### Short exercise
Locate every line below that contains the word "this" and copy it.

─── Data shown ───

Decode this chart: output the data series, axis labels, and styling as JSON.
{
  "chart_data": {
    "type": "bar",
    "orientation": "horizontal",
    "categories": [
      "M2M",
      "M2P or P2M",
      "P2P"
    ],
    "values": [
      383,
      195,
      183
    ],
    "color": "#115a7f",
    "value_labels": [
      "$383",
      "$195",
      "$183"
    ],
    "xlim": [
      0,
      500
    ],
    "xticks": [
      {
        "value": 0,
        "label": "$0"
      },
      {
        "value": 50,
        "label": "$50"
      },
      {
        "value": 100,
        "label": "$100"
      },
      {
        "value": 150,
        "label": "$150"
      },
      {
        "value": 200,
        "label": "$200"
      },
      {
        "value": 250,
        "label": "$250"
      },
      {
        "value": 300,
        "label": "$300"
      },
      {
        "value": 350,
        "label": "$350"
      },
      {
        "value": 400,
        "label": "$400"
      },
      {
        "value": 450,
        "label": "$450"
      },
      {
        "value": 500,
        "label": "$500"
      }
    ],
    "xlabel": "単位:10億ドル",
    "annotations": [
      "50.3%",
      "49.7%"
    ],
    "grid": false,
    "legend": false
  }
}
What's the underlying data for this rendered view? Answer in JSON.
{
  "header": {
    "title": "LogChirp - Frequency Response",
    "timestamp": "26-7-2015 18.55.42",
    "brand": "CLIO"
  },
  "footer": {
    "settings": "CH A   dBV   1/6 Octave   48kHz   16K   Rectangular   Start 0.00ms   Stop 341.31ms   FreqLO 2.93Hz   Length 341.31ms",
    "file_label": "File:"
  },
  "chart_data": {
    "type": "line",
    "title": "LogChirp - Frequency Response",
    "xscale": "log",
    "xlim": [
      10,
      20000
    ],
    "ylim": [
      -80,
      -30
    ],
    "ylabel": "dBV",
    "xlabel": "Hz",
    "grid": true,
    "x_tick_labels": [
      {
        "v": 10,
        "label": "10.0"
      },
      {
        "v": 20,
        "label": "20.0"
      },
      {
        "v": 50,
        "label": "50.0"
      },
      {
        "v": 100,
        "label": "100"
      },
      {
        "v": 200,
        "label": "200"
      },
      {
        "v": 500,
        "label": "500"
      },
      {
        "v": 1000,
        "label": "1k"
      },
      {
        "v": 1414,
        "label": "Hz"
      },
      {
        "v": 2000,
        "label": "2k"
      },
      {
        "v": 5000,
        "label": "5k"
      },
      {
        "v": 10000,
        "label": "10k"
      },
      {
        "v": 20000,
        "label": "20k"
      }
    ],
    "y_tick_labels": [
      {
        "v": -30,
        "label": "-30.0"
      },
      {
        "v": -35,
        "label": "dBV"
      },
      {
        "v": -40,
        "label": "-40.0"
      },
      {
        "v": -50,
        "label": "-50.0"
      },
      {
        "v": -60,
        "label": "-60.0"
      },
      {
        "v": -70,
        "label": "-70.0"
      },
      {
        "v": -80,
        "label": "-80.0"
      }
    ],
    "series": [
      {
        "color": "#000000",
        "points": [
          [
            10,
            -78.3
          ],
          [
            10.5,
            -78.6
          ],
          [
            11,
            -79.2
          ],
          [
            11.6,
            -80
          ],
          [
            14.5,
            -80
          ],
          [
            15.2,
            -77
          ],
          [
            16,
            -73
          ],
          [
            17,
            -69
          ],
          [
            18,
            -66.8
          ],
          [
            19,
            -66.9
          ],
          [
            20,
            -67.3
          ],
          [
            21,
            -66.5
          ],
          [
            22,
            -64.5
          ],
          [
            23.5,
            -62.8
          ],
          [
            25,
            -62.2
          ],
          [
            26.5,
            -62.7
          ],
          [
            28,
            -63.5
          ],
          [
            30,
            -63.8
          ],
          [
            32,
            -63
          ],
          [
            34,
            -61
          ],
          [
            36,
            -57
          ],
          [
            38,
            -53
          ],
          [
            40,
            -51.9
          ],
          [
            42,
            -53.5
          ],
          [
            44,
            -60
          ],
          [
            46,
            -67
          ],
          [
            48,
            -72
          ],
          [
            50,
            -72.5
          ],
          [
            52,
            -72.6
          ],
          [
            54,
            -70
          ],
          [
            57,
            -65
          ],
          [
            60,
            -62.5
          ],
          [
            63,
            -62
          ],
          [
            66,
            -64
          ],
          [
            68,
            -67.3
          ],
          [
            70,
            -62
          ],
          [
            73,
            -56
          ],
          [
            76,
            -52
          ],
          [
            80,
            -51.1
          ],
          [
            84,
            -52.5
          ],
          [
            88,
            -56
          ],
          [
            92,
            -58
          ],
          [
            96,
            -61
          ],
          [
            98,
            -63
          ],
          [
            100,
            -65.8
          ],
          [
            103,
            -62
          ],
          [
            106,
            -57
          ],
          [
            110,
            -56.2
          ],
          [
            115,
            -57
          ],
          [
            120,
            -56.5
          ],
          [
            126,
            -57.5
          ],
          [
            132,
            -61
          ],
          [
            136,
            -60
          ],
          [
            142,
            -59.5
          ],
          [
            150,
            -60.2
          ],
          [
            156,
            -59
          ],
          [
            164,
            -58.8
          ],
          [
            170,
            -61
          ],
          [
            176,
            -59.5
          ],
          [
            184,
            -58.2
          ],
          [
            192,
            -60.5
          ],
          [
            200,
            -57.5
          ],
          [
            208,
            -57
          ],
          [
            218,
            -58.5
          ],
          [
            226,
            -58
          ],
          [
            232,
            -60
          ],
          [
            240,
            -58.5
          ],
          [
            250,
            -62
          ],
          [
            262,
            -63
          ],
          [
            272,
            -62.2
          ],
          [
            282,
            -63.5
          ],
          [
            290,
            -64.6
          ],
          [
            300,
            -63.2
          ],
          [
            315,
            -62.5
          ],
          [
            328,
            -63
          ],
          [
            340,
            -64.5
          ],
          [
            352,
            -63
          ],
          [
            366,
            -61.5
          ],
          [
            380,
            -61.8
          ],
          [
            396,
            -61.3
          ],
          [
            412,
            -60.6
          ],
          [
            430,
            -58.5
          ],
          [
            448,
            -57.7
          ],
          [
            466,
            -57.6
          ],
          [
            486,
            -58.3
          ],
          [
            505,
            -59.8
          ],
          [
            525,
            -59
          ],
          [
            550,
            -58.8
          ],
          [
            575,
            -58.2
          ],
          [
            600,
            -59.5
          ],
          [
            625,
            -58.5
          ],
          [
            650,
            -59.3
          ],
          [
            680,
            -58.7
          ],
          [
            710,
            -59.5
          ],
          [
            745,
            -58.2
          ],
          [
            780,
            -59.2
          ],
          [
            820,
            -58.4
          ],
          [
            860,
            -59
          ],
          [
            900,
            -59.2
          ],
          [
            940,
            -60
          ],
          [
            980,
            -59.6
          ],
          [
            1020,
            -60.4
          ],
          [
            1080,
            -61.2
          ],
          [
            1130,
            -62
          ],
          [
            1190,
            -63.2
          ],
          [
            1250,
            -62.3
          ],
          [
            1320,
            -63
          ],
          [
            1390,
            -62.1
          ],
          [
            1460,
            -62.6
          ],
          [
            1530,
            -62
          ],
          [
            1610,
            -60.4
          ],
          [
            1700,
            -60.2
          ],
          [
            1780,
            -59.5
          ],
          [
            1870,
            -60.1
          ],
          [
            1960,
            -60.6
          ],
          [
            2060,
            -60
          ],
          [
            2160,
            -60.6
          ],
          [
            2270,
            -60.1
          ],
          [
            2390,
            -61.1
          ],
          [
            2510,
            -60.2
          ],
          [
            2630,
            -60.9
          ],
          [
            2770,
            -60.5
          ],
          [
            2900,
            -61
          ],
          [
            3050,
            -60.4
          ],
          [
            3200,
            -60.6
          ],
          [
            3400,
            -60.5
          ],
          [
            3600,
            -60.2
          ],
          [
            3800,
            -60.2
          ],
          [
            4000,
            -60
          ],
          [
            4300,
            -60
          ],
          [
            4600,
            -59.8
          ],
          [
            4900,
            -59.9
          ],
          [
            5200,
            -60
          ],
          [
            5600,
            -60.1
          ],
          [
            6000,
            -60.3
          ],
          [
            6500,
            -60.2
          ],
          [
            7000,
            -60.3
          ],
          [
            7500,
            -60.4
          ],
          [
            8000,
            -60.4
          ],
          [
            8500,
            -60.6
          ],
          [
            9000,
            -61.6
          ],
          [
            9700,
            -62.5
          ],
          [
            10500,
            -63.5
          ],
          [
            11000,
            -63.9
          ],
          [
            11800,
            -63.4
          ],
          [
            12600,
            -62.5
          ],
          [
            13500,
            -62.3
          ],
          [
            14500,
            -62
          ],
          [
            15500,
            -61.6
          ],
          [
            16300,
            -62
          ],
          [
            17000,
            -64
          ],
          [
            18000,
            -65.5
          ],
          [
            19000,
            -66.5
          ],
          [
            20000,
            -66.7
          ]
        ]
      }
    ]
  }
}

───

### Written response
Decode this chart: output the data series, axis labels, and styling as JSON.
What's the underlying data for this rendered view? Answer in JSON.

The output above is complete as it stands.